## Exercise directions
Extract each line bearing the word "equation".
----------------
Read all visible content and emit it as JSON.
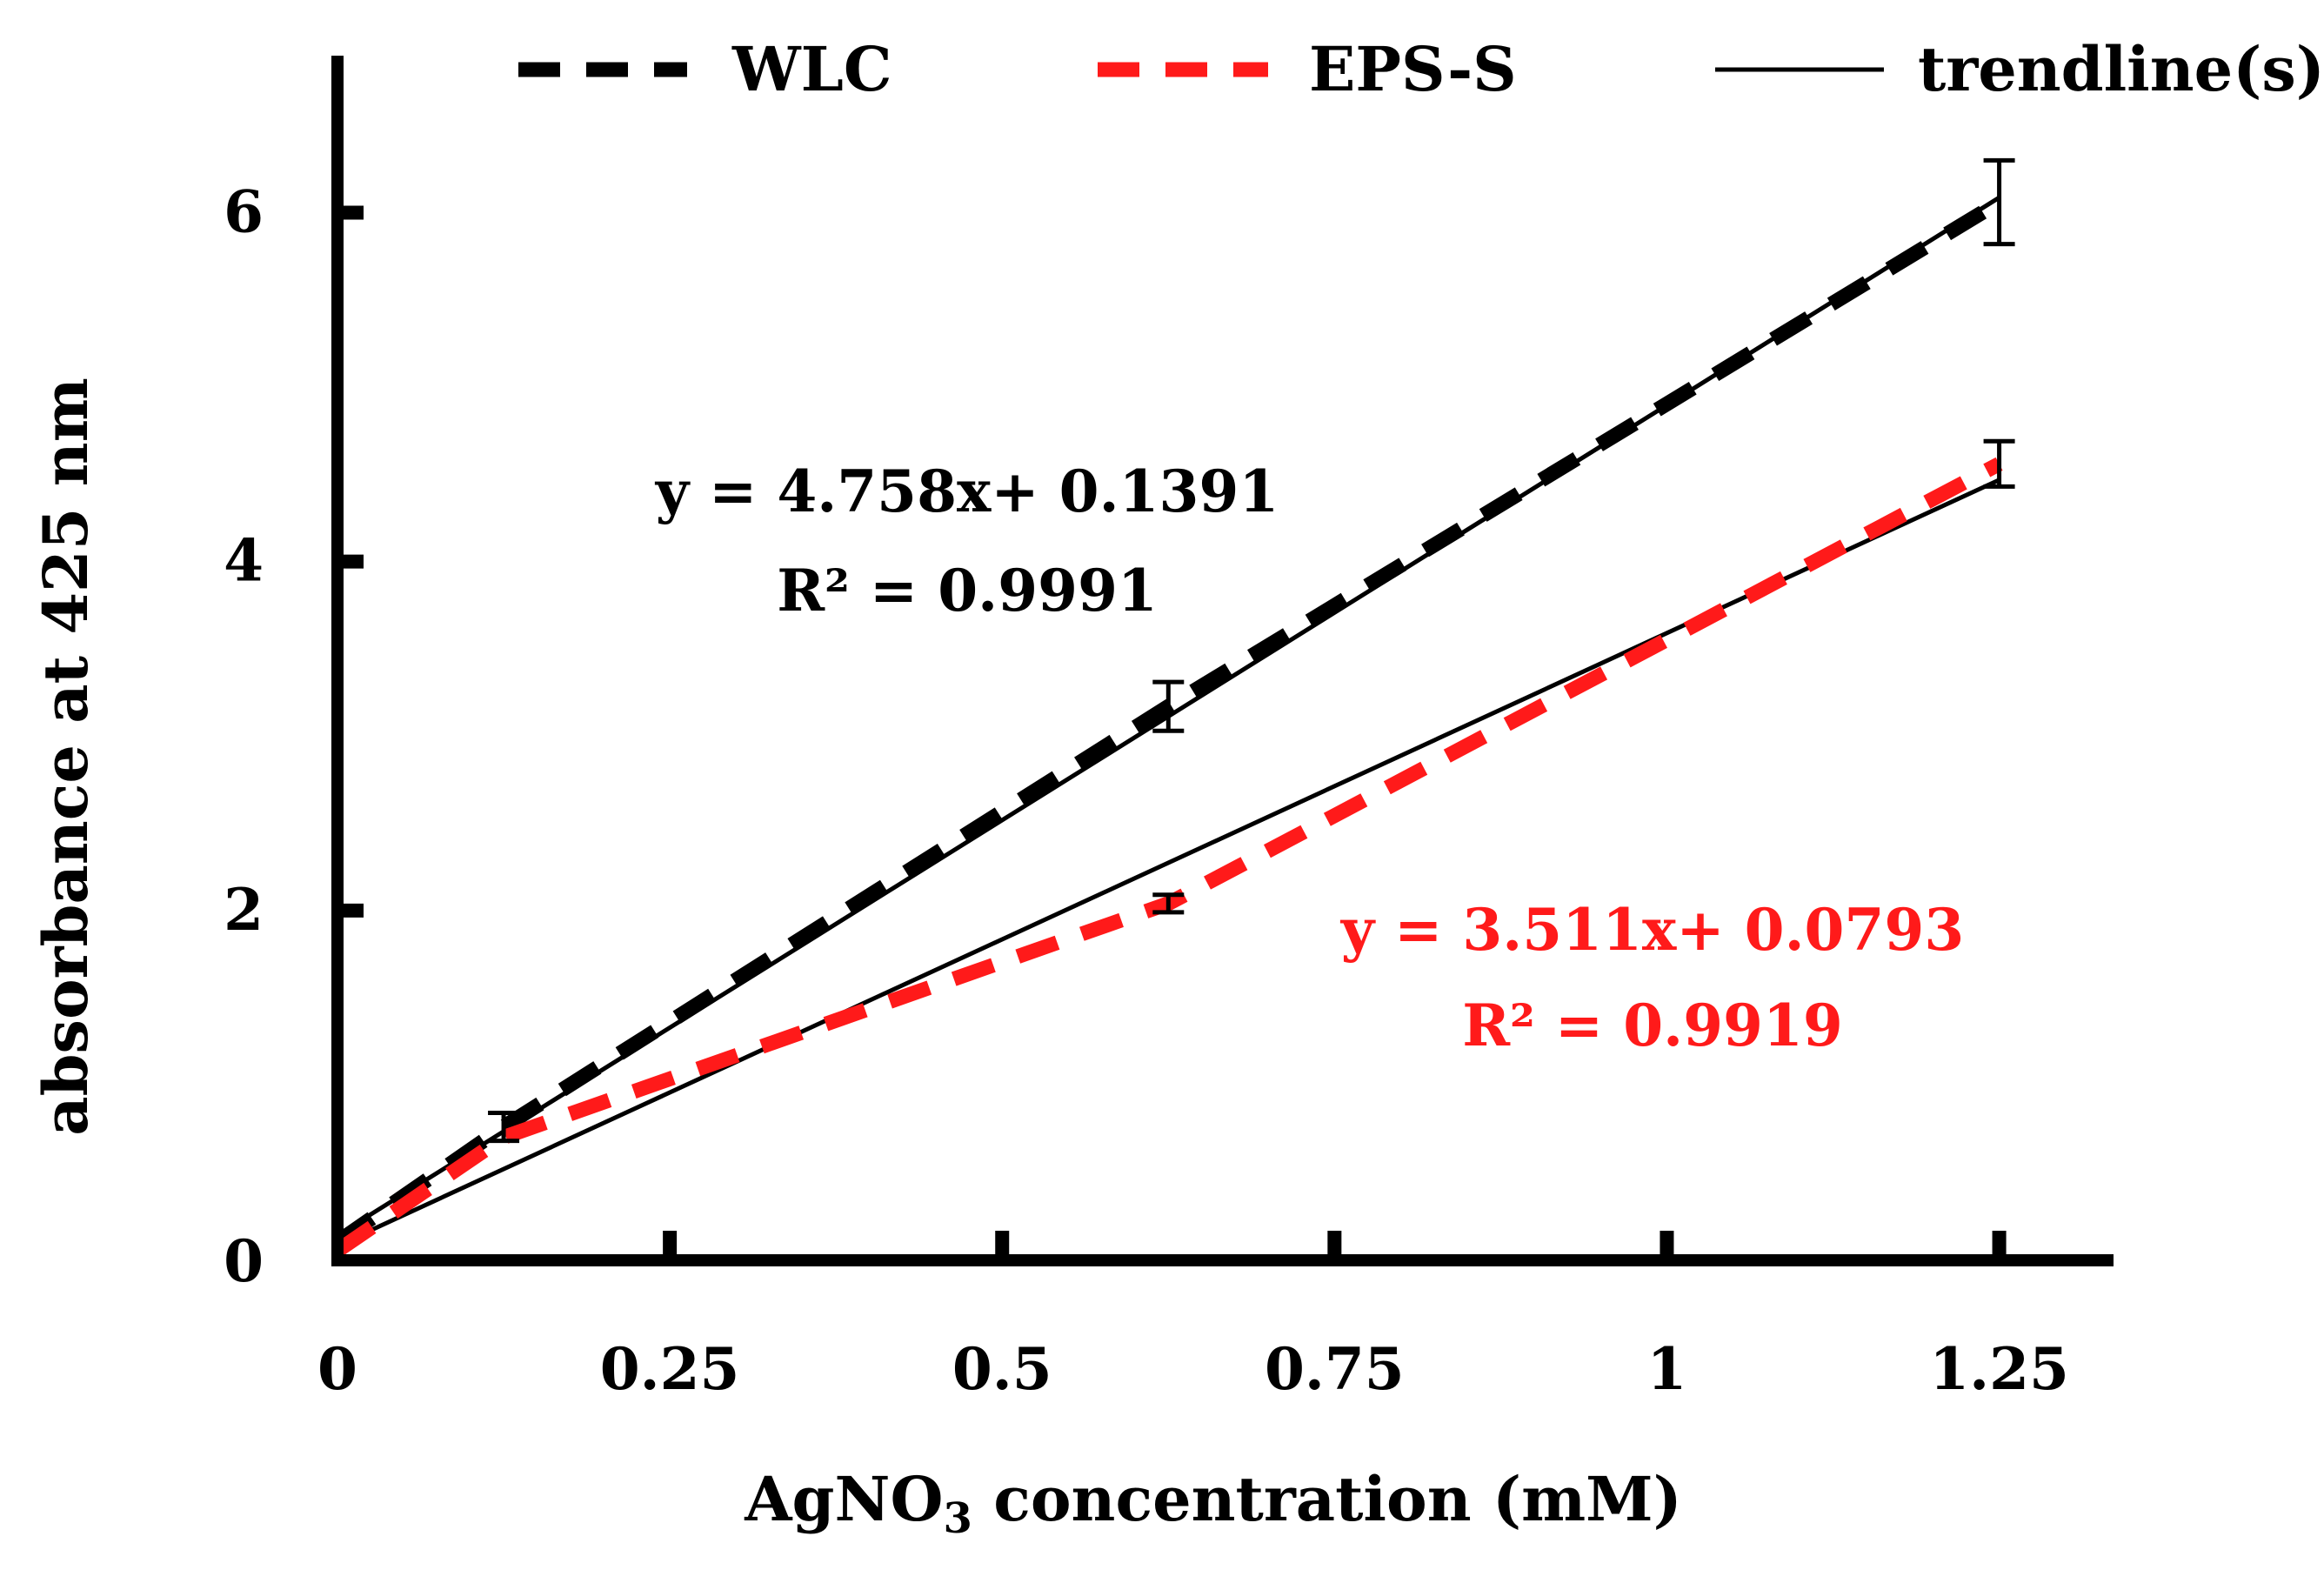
{
  "chart_data": {
    "type": "line",
    "title": "",
    "xlabel": {
      "main": "AgNO",
      "subscript": "3",
      "rest": " concentration (mM)"
    },
    "ylabel": "absorbance at 425 nm",
    "xlim": [
      0,
      1.3
    ],
    "ylim": [
      0,
      6.9
    ],
    "x_ticks": [
      0,
      0.25,
      0.5,
      0.75,
      1,
      1.25
    ],
    "x_tick_labels": [
      "0",
      "0.25",
      "0.5",
      "0.75",
      "1",
      "1.25"
    ],
    "y_ticks": [
      0,
      2,
      4,
      6
    ],
    "y_tick_labels": [
      "0",
      "2",
      "4",
      "6"
    ],
    "grid": false,
    "legend_position": "top",
    "legend": [
      {
        "name": "WLC",
        "style": "dashed",
        "color": "#000000"
      },
      {
        "name": "EPS-S",
        "style": "dashed",
        "color": "#ff1a1a"
      },
      {
        "name": "trendline(s)",
        "style": "solid",
        "color": "#000000"
      }
    ],
    "series": [
      {
        "name": "WLC",
        "color": "#000000",
        "x": [
          0,
          0.125,
          0.625,
          1.25
        ],
        "y": [
          0.1,
          0.76,
          3.17,
          6.06
        ],
        "error": [
          null,
          0.08,
          0.14,
          0.24
        ]
      },
      {
        "name": "EPS-S",
        "color": "#ff1a1a",
        "x": [
          0,
          0.125,
          0.625,
          1.25
        ],
        "y": [
          0.05,
          0.7,
          2.04,
          4.56
        ],
        "error": [
          null,
          null,
          0.05,
          0.13
        ]
      }
    ],
    "trendlines": [
      {
        "series": "WLC",
        "slope": 4.758,
        "intercept": 0.1391,
        "equation": "y = 4.758x+ 0.1391",
        "r2": "R² = 0.9991",
        "color": "#000000"
      },
      {
        "series": "EPS-S",
        "slope": 3.511,
        "intercept": 0.0793,
        "equation": "y = 3.511x+ 0.0793",
        "r2": "R² = 0.9919",
        "color": "#ff1a1a"
      }
    ]
  }
}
----------------
## Written answer
        "equation": "y = 4.758x+ 0.1391",
        "equation": "y = 3.511x+ 0.0793",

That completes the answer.